Render the lines below as a Markdown table with two columns, No. and Line: number each row and leave out any blank lines.

• **Records for the exercise**
— START —

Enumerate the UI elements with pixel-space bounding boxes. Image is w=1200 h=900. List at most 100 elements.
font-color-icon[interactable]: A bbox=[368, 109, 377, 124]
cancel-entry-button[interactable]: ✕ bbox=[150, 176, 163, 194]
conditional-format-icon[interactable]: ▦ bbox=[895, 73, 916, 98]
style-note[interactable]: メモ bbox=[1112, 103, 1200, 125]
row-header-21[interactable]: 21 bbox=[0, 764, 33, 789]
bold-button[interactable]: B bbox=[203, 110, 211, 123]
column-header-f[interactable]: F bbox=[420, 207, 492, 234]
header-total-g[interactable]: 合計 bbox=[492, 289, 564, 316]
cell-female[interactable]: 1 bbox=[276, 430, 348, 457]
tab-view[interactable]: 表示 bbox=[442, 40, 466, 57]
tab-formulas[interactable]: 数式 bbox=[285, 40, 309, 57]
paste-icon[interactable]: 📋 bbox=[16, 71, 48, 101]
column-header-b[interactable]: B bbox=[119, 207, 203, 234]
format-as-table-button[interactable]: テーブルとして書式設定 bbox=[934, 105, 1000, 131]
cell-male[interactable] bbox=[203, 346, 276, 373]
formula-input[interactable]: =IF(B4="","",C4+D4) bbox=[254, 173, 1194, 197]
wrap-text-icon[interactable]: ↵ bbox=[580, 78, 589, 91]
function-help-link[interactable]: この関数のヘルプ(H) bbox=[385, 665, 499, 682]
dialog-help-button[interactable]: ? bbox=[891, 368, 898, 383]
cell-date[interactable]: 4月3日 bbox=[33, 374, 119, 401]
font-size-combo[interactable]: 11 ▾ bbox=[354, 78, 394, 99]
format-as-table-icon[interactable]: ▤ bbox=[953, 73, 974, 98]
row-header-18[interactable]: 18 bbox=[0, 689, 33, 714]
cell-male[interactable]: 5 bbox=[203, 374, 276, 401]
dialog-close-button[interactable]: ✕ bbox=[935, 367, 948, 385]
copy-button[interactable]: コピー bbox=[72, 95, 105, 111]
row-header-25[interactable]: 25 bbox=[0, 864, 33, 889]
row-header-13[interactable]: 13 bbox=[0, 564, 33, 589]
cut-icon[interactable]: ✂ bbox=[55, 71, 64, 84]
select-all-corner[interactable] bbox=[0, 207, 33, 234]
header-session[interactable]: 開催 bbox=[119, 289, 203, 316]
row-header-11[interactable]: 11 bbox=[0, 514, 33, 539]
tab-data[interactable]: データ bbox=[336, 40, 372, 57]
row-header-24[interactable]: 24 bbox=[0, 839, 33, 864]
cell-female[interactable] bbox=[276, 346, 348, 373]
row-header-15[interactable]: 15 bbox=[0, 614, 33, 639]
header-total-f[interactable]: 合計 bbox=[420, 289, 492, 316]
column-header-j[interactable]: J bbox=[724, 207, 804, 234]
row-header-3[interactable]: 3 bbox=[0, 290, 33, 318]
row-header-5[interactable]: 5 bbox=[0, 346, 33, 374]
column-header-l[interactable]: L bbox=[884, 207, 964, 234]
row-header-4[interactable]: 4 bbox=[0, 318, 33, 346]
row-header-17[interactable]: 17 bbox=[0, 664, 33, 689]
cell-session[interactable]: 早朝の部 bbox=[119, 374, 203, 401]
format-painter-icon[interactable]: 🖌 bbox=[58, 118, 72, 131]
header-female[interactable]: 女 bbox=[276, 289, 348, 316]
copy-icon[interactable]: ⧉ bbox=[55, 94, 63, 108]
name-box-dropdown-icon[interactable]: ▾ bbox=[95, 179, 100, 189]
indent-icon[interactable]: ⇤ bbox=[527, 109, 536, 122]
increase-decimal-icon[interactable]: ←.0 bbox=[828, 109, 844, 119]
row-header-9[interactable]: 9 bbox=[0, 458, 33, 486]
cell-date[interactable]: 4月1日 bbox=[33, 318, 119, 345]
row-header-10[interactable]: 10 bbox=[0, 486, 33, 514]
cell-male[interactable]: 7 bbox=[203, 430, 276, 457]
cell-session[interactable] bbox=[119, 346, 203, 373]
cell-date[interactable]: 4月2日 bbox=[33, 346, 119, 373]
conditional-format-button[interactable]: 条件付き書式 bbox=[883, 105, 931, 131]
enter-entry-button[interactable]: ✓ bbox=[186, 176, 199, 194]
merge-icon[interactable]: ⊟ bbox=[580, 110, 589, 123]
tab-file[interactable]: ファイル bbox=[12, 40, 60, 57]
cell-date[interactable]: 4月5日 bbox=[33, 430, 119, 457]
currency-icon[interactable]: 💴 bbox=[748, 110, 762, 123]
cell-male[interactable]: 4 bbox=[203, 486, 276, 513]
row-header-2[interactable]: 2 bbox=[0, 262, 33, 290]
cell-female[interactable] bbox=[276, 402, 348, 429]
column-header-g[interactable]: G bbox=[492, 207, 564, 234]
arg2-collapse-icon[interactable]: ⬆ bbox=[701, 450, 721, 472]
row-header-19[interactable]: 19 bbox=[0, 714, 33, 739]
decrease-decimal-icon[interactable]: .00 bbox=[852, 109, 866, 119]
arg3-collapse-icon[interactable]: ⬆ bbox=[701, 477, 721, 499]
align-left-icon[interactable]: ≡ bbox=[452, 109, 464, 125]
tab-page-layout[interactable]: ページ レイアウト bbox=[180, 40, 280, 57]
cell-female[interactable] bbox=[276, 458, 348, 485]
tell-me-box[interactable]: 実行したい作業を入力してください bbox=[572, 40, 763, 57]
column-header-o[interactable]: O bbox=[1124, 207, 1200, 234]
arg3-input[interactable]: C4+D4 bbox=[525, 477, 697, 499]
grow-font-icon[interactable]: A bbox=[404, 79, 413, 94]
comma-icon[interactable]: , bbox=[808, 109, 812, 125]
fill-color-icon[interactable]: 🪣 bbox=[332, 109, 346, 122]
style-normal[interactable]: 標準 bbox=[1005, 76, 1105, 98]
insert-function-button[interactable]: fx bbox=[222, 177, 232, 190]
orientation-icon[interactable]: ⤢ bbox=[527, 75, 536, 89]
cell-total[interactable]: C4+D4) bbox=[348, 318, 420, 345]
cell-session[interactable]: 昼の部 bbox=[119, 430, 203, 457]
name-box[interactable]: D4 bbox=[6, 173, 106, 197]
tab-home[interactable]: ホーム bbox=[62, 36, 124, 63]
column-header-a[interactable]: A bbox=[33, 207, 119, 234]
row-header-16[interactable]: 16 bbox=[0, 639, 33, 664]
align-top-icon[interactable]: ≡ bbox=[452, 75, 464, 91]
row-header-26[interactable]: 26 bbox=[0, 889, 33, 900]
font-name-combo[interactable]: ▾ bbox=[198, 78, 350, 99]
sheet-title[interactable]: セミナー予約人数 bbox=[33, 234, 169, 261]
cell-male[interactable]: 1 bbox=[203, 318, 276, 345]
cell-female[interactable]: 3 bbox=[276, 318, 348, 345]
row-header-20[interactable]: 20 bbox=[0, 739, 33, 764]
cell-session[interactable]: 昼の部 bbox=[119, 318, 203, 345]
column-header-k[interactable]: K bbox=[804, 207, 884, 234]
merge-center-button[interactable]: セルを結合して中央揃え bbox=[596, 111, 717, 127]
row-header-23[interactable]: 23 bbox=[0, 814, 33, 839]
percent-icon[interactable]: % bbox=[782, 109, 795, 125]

— END —

• **Reply to the exercise**
| No. | Line |
|---|---|
| 1 | Enumerate the UI elements with pixel-space bounding boxes. Image is w=1200 h=900. List at most 100 elements. |
| 2 | font-color-icon[interactable]: A bbox=[368, 109, 377, 124] |
| 3 | cancel-entry-button[interactable]: ✕ bbox=[150, 176, 163, 194] |
| 4 | conditional-format-icon[interactable]: ▦ bbox=[895, 73, 916, 98] |
| 5 | style-note[interactable]: メモ bbox=[1112, 103, 1200, 125] |
| 6 | row-header-21[interactable]: 21 bbox=[0, 764, 33, 789] |
| 7 | bold-button[interactable]: B bbox=[203, 110, 211, 123] |
| 8 | column-header-f[interactable]: F bbox=[420, 207, 492, 234] |
| 9 | header-total-g[interactable]: 合計 bbox=[492, 289, 564, 316] |
| 10 | cell-female[interactable]: 1 bbox=[276, 430, 348, 457] |
| 11 | tab-view[interactable]: 表示 bbox=[442, 40, 466, 57] |
| 12 | tab-formulas[interactable]: 数式 bbox=[285, 40, 309, 57] |
| 13 | paste-icon[interactable]: 📋 bbox=[16, 71, 48, 101] |
| 14 | column-header-b[interactable]: B bbox=[119, 207, 203, 234] |
| 15 | format-as-table-button[interactable]: テーブルとして書式設定 bbox=[934, 105, 1000, 131] |
| 16 | cell-male[interactable] bbox=[203, 346, 276, 373] |
| 17 | formula-input[interactable]: =IF(B4="","",C4+D4) bbox=[254, 173, 1194, 197] |
| 18 | wrap-text-icon[interactable]: ↵ bbox=[580, 78, 589, 91] |
| 19 | function-help-link[interactable]: この関数のヘルプ(H) bbox=[385, 665, 499, 682] |
| 20 | dialog-help-button[interactable]: ? bbox=[891, 368, 898, 383] |
| 21 | cell-date[interactable]: 4月3日 bbox=[33, 374, 119, 401] |
| 22 | font-size-combo[interactable]: 11 ▾ bbox=[354, 78, 394, 99] |
| 23 | format-as-table-icon[interactable]: ▤ bbox=[953, 73, 974, 98] |
| 24 | row-header-18[interactable]: 18 bbox=[0, 689, 33, 714] |
| 25 | cell-male[interactable]: 5 bbox=[203, 374, 276, 401] |
| 26 | dialog-close-button[interactable]: ✕ bbox=[935, 367, 948, 385] |
| 27 | copy-button[interactable]: コピー bbox=[72, 95, 105, 111] |
| 28 | row-header-25[interactable]: 25 bbox=[0, 864, 33, 889] |
| 29 | row-header-13[interactable]: 13 bbox=[0, 564, 33, 589] |
| 30 | cut-icon[interactable]: ✂ bbox=[55, 71, 64, 84] |
| 31 | select-all-corner[interactable] bbox=[0, 207, 33, 234] |
| 32 | header-session[interactable]: 開催 bbox=[119, 289, 203, 316] |
| 33 | row-header-11[interactable]: 11 bbox=[0, 514, 33, 539] |
| 34 | tab-data[interactable]: データ bbox=[336, 40, 372, 57] |
| 35 | row-header-24[interactable]: 24 bbox=[0, 839, 33, 864] |
| 36 | cell-female[interactable] bbox=[276, 346, 348, 373] |
| 37 | row-header-15[interactable]: 15 bbox=[0, 614, 33, 639] |
| 38 | header-total-f[interactable]: 合計 bbox=[420, 289, 492, 316] |
| 39 | column-header-j[interactable]: J bbox=[724, 207, 804, 234] |
| 40 | row-header-3[interactable]: 3 bbox=[0, 290, 33, 318] |
| 41 | row-header-5[interactable]: 5 bbox=[0, 346, 33, 374] |
| 42 | column-header-l[interactable]: L bbox=[884, 207, 964, 234] |
| 43 | row-header-4[interactable]: 4 bbox=[0, 318, 33, 346] |
| 44 | row-header-17[interactable]: 17 bbox=[0, 664, 33, 689] |
| 45 | cell-session[interactable]: 早朝の部 bbox=[119, 374, 203, 401] |
| 46 | format-painter-icon[interactable]: 🖌 bbox=[58, 118, 72, 131] |
| 47 | header-female[interactable]: 女 bbox=[276, 289, 348, 316] |
| 48 | copy-icon[interactable]: ⧉ bbox=[55, 94, 63, 108] |
| 49 | name-box-dropdown-icon[interactable]: ▾ bbox=[95, 179, 100, 189] |
| 50 | indent-icon[interactable]: ⇤ bbox=[527, 109, 536, 122] |
| 51 | increase-decimal-icon[interactable]: ←.0 bbox=[828, 109, 844, 119] |
| 52 | row-header-9[interactable]: 9 bbox=[0, 458, 33, 486] |
| 53 | cell-date[interactable]: 4月1日 bbox=[33, 318, 119, 345] |
| 54 | row-header-10[interactable]: 10 bbox=[0, 486, 33, 514] |
| 55 | cell-male[interactable]: 7 bbox=[203, 430, 276, 457] |
| 56 | cell-session[interactable] bbox=[119, 346, 203, 373] |
| 57 | cell-date[interactable]: 4月2日 bbox=[33, 346, 119, 373] |
| 58 | conditional-format-button[interactable]: 条件付き書式 bbox=[883, 105, 931, 131] |
| 59 | enter-entry-button[interactable]: ✓ bbox=[186, 176, 199, 194] |
| 60 | merge-icon[interactable]: ⊟ bbox=[580, 110, 589, 123] |
| 61 | tab-file[interactable]: ファイル bbox=[12, 40, 60, 57] |
| 62 | cell-date[interactable]: 4月5日 bbox=[33, 430, 119, 457] |
| 63 | currency-icon[interactable]: 💴 bbox=[748, 110, 762, 123] |
| 64 | cell-male[interactable]: 4 bbox=[203, 486, 276, 513] |
| 65 | row-header-2[interactable]: 2 bbox=[0, 262, 33, 290] |
| 66 | cell-female[interactable] bbox=[276, 402, 348, 429] |
| 67 | column-header-g[interactable]: G bbox=[492, 207, 564, 234] |
| 68 | arg2-collapse-icon[interactable]: ⬆ bbox=[701, 450, 721, 472] |
| 69 | row-header-19[interactable]: 19 bbox=[0, 714, 33, 739] |
| 70 | decrease-decimal-icon[interactable]: .00 bbox=[852, 109, 866, 119] |
| 71 | arg3-collapse-icon[interactable]: ⬆ bbox=[701, 477, 721, 499] |
| 72 | align-left-icon[interactable]: ≡ bbox=[452, 109, 464, 125] |
| 73 | tab-page-layout[interactable]: ページ レイアウト bbox=[180, 40, 280, 57] |
| 74 | cell-female[interactable] bbox=[276, 458, 348, 485] |
| 75 | tell-me-box[interactable]: 実行したい作業を入力してください bbox=[572, 40, 763, 57] |
| 76 | column-header-o[interactable]: O bbox=[1124, 207, 1200, 234] |
| 77 | arg3-input[interactable]: C4+D4 bbox=[525, 477, 697, 499] |
| 78 | grow-font-icon[interactable]: A bbox=[404, 79, 413, 94] |
| 79 | comma-icon[interactable]: , bbox=[808, 109, 812, 125] |
| 80 | fill-color-icon[interactable]: 🪣 bbox=[332, 109, 346, 122] |
| 81 | style-normal[interactable]: 標準 bbox=[1005, 76, 1105, 98] |
| 82 | insert-function-button[interactable]: fx bbox=[222, 177, 232, 190] |
| 83 | orientation-icon[interactable]: ⤢ bbox=[527, 75, 536, 89] |
| 84 | cell-total[interactable]: C4+D4) bbox=[348, 318, 420, 345] |
| 85 | cell-session[interactable]: 昼の部 bbox=[119, 430, 203, 457] |
| 86 | name-box[interactable]: D4 bbox=[6, 173, 106, 197] |
| 87 | tab-home[interactable]: ホーム bbox=[62, 36, 124, 63] |
| 88 | column-header-a[interactable]: A bbox=[33, 207, 119, 234] |
| 89 | row-header-16[interactable]: 16 bbox=[0, 639, 33, 664] |
| 90 | align-top-icon[interactable]: ≡ bbox=[452, 75, 464, 91] |
| 91 | row-header-26[interactable]: 26 bbox=[0, 889, 33, 900] |
| 92 | font-name-combo[interactable]: ▾ bbox=[198, 78, 350, 99] |
| 93 | sheet-title[interactable]: セミナー予約人数 bbox=[33, 234, 169, 261] |
| 94 | cell-male[interactable]: 1 bbox=[203, 318, 276, 345] |
| 95 | cell-female[interactable]: 3 bbox=[276, 318, 348, 345] |
| 96 | row-header-20[interactable]: 20 bbox=[0, 739, 33, 764] |
| 97 | cell-session[interactable]: 昼の部 bbox=[119, 318, 203, 345] |
| 98 | column-header-k[interactable]: K bbox=[804, 207, 884, 234] |
| 99 | merge-center-button[interactable]: セルを結合して中央揃え bbox=[596, 111, 717, 127] |
| 100 | row-header-23[interactable]: 23 bbox=[0, 814, 33, 839] |
| 101 | percent-icon[interactable]: % bbox=[782, 109, 795, 125] |